_Prompt_. Without including any pictures, write out all the entries exactly.

··· Record set ···

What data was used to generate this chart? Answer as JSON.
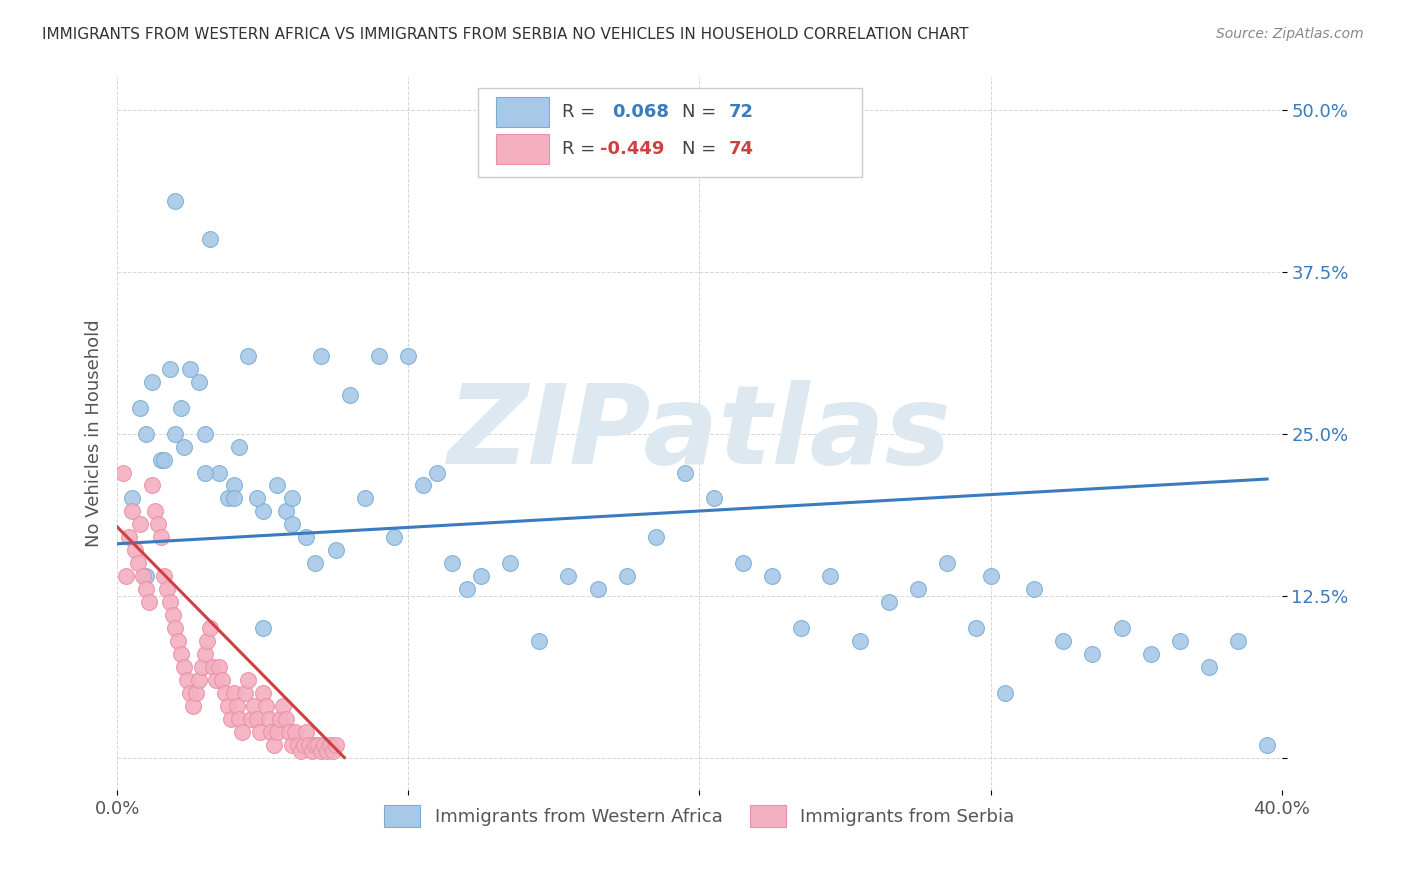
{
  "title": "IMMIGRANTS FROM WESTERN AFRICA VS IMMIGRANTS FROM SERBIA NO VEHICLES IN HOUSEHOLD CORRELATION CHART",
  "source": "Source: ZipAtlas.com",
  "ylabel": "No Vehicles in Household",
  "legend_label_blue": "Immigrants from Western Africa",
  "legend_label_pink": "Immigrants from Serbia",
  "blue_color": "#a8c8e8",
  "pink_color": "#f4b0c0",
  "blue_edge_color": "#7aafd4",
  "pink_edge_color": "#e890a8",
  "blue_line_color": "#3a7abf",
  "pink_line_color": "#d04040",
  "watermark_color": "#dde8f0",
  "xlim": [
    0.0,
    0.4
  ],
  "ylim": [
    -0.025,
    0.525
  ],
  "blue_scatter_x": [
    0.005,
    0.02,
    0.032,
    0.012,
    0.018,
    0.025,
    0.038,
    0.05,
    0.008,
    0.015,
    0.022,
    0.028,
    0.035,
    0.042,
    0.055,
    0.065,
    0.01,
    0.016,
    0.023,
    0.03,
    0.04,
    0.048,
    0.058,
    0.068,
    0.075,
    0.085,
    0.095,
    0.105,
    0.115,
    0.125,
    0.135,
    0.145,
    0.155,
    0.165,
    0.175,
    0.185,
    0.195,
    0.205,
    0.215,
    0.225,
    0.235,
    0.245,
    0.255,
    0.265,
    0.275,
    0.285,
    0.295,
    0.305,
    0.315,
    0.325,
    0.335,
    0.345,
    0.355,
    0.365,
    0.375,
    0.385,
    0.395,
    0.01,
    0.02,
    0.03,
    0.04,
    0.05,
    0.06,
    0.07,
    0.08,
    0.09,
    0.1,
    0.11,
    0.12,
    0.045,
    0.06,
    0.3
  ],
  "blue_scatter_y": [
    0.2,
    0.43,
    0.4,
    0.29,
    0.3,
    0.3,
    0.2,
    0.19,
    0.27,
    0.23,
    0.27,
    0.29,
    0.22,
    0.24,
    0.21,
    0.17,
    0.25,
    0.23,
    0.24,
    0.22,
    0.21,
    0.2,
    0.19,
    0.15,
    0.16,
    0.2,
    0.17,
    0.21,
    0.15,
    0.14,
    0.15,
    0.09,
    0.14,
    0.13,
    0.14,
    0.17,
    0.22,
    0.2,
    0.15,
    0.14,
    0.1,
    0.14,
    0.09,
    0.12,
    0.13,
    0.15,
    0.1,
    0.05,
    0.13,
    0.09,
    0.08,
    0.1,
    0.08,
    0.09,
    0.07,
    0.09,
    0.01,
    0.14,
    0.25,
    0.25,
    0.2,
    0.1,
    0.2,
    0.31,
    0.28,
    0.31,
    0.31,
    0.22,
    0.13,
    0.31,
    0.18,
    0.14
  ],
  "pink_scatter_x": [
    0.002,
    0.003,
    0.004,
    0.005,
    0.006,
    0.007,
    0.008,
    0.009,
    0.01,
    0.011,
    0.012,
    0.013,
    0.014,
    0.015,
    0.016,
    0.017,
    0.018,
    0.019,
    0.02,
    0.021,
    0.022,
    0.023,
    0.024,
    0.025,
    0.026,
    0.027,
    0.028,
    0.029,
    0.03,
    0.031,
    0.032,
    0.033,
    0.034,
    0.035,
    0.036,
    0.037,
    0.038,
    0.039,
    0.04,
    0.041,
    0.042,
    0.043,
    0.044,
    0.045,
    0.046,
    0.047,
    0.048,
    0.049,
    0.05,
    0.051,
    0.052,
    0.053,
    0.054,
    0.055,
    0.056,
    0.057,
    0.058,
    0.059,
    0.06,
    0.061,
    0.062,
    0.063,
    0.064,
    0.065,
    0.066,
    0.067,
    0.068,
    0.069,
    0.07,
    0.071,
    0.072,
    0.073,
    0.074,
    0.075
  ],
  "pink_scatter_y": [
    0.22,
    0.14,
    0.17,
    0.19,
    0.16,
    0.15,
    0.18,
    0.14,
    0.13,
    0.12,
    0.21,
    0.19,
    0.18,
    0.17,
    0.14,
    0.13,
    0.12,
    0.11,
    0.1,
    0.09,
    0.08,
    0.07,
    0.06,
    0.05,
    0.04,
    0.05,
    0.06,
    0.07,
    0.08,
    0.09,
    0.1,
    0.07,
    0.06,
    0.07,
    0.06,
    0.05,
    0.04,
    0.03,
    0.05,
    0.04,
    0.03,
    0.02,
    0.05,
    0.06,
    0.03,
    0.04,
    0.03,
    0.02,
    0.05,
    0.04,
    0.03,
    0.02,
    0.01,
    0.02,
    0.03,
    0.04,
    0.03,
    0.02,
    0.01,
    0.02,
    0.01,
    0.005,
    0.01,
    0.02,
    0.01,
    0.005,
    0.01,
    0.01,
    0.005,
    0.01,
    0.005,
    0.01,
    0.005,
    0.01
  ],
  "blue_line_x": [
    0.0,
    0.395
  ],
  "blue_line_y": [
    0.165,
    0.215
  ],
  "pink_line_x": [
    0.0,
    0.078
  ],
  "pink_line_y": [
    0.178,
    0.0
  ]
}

···

_Full answer_.
What data was used to generate this chart? Answer as JSON.
{
  "title": "IMMIGRANTS FROM WESTERN AFRICA VS IMMIGRANTS FROM SERBIA NO VEHICLES IN HOUSEHOLD CORRELATION CHART",
  "source": "Source: ZipAtlas.com",
  "ylabel": "No Vehicles in Household",
  "legend_label_blue": "Immigrants from Western Africa",
  "legend_label_pink": "Immigrants from Serbia",
  "blue_color": "#a8c8e8",
  "pink_color": "#f4b0c0",
  "blue_edge_color": "#7aafd4",
  "pink_edge_color": "#e890a8",
  "blue_line_color": "#3a7abf",
  "pink_line_color": "#d04040",
  "watermark_color": "#dde8f0",
  "xlim": [
    0.0,
    0.4
  ],
  "ylim": [
    -0.025,
    0.525
  ],
  "blue_scatter_x": [
    0.005,
    0.02,
    0.032,
    0.012,
    0.018,
    0.025,
    0.038,
    0.05,
    0.008,
    0.015,
    0.022,
    0.028,
    0.035,
    0.042,
    0.055,
    0.065,
    0.01,
    0.016,
    0.023,
    0.03,
    0.04,
    0.048,
    0.058,
    0.068,
    0.075,
    0.085,
    0.095,
    0.105,
    0.115,
    0.125,
    0.135,
    0.145,
    0.155,
    0.165,
    0.175,
    0.185,
    0.195,
    0.205,
    0.215,
    0.225,
    0.235,
    0.245,
    0.255,
    0.265,
    0.275,
    0.285,
    0.295,
    0.305,
    0.315,
    0.325,
    0.335,
    0.345,
    0.355,
    0.365,
    0.375,
    0.385,
    0.395,
    0.01,
    0.02,
    0.03,
    0.04,
    0.05,
    0.06,
    0.07,
    0.08,
    0.09,
    0.1,
    0.11,
    0.12,
    0.045,
    0.06,
    0.3
  ],
  "blue_scatter_y": [
    0.2,
    0.43,
    0.4,
    0.29,
    0.3,
    0.3,
    0.2,
    0.19,
    0.27,
    0.23,
    0.27,
    0.29,
    0.22,
    0.24,
    0.21,
    0.17,
    0.25,
    0.23,
    0.24,
    0.22,
    0.21,
    0.2,
    0.19,
    0.15,
    0.16,
    0.2,
    0.17,
    0.21,
    0.15,
    0.14,
    0.15,
    0.09,
    0.14,
    0.13,
    0.14,
    0.17,
    0.22,
    0.2,
    0.15,
    0.14,
    0.1,
    0.14,
    0.09,
    0.12,
    0.13,
    0.15,
    0.1,
    0.05,
    0.13,
    0.09,
    0.08,
    0.1,
    0.08,
    0.09,
    0.07,
    0.09,
    0.01,
    0.14,
    0.25,
    0.25,
    0.2,
    0.1,
    0.2,
    0.31,
    0.28,
    0.31,
    0.31,
    0.22,
    0.13,
    0.31,
    0.18,
    0.14
  ],
  "pink_scatter_x": [
    0.002,
    0.003,
    0.004,
    0.005,
    0.006,
    0.007,
    0.008,
    0.009,
    0.01,
    0.011,
    0.012,
    0.013,
    0.014,
    0.015,
    0.016,
    0.017,
    0.018,
    0.019,
    0.02,
    0.021,
    0.022,
    0.023,
    0.024,
    0.025,
    0.026,
    0.027,
    0.028,
    0.029,
    0.03,
    0.031,
    0.032,
    0.033,
    0.034,
    0.035,
    0.036,
    0.037,
    0.038,
    0.039,
    0.04,
    0.041,
    0.042,
    0.043,
    0.044,
    0.045,
    0.046,
    0.047,
    0.048,
    0.049,
    0.05,
    0.051,
    0.052,
    0.053,
    0.054,
    0.055,
    0.056,
    0.057,
    0.058,
    0.059,
    0.06,
    0.061,
    0.062,
    0.063,
    0.064,
    0.065,
    0.066,
    0.067,
    0.068,
    0.069,
    0.07,
    0.071,
    0.072,
    0.073,
    0.074,
    0.075
  ],
  "pink_scatter_y": [
    0.22,
    0.14,
    0.17,
    0.19,
    0.16,
    0.15,
    0.18,
    0.14,
    0.13,
    0.12,
    0.21,
    0.19,
    0.18,
    0.17,
    0.14,
    0.13,
    0.12,
    0.11,
    0.1,
    0.09,
    0.08,
    0.07,
    0.06,
    0.05,
    0.04,
    0.05,
    0.06,
    0.07,
    0.08,
    0.09,
    0.1,
    0.07,
    0.06,
    0.07,
    0.06,
    0.05,
    0.04,
    0.03,
    0.05,
    0.04,
    0.03,
    0.02,
    0.05,
    0.06,
    0.03,
    0.04,
    0.03,
    0.02,
    0.05,
    0.04,
    0.03,
    0.02,
    0.01,
    0.02,
    0.03,
    0.04,
    0.03,
    0.02,
    0.01,
    0.02,
    0.01,
    0.005,
    0.01,
    0.02,
    0.01,
    0.005,
    0.01,
    0.01,
    0.005,
    0.01,
    0.005,
    0.01,
    0.005,
    0.01
  ],
  "blue_line_x": [
    0.0,
    0.395
  ],
  "blue_line_y": [
    0.165,
    0.215
  ],
  "pink_line_x": [
    0.0,
    0.078
  ],
  "pink_line_y": [
    0.178,
    0.0
  ]
}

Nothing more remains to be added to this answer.